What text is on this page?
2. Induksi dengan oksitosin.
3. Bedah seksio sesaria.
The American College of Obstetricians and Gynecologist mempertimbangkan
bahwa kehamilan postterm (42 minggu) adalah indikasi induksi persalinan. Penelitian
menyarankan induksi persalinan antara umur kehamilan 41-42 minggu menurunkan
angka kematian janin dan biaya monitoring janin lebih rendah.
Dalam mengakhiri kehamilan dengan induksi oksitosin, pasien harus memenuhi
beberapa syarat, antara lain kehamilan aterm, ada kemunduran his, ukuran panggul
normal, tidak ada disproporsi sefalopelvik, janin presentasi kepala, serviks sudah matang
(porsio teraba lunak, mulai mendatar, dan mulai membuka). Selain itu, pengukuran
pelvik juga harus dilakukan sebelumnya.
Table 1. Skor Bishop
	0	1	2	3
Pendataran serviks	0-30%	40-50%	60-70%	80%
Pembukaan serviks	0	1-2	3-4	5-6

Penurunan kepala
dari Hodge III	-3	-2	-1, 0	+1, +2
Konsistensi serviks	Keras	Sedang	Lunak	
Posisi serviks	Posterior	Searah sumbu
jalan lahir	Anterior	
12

• **CHALLENGE**:
Repeat every line of the data, exactly and in full.

• **ANSWER TO THE TASK**:
What text is on this page?
2. Induksi dengan oksitosin.
3. Bedah seksio sesaria.
The American College of Obstetricians and Gynecologist mempertimbangkan
bahwa kehamilan postterm (42 minggu) adalah indikasi induksi persalinan. Penelitian
menyarankan induksi persalinan antara umur kehamilan 41-42 minggu menurunkan
angka kematian janin dan biaya monitoring janin lebih rendah.
Dalam mengakhiri kehamilan dengan induksi oksitosin, pasien harus memenuhi
beberapa syarat, antara lain kehamilan aterm, ada kemunduran his, ukuran panggul
normal, tidak ada disproporsi sefalopelvik, janin presentasi kepala, serviks sudah matang
(porsio teraba lunak, mulai mendatar, dan mulai membuka). Selain itu, pengukuran
pelvik juga harus dilakukan sebelumnya.
Table 1. Skor Bishop
	0	1	2	3
Pendataran serviks	0-30%	40-50%	60-70%	80%
Pembukaan serviks	0	1-2	3-4	5-6

Penurunan kepala
dari Hodge III	-3	-2	-1, 0	+1, +2
Konsistensi serviks	Keras	Sedang	Lunak	
Posisi serviks	Posterior	Searah sumbu
jalan lahir	Anterior	
12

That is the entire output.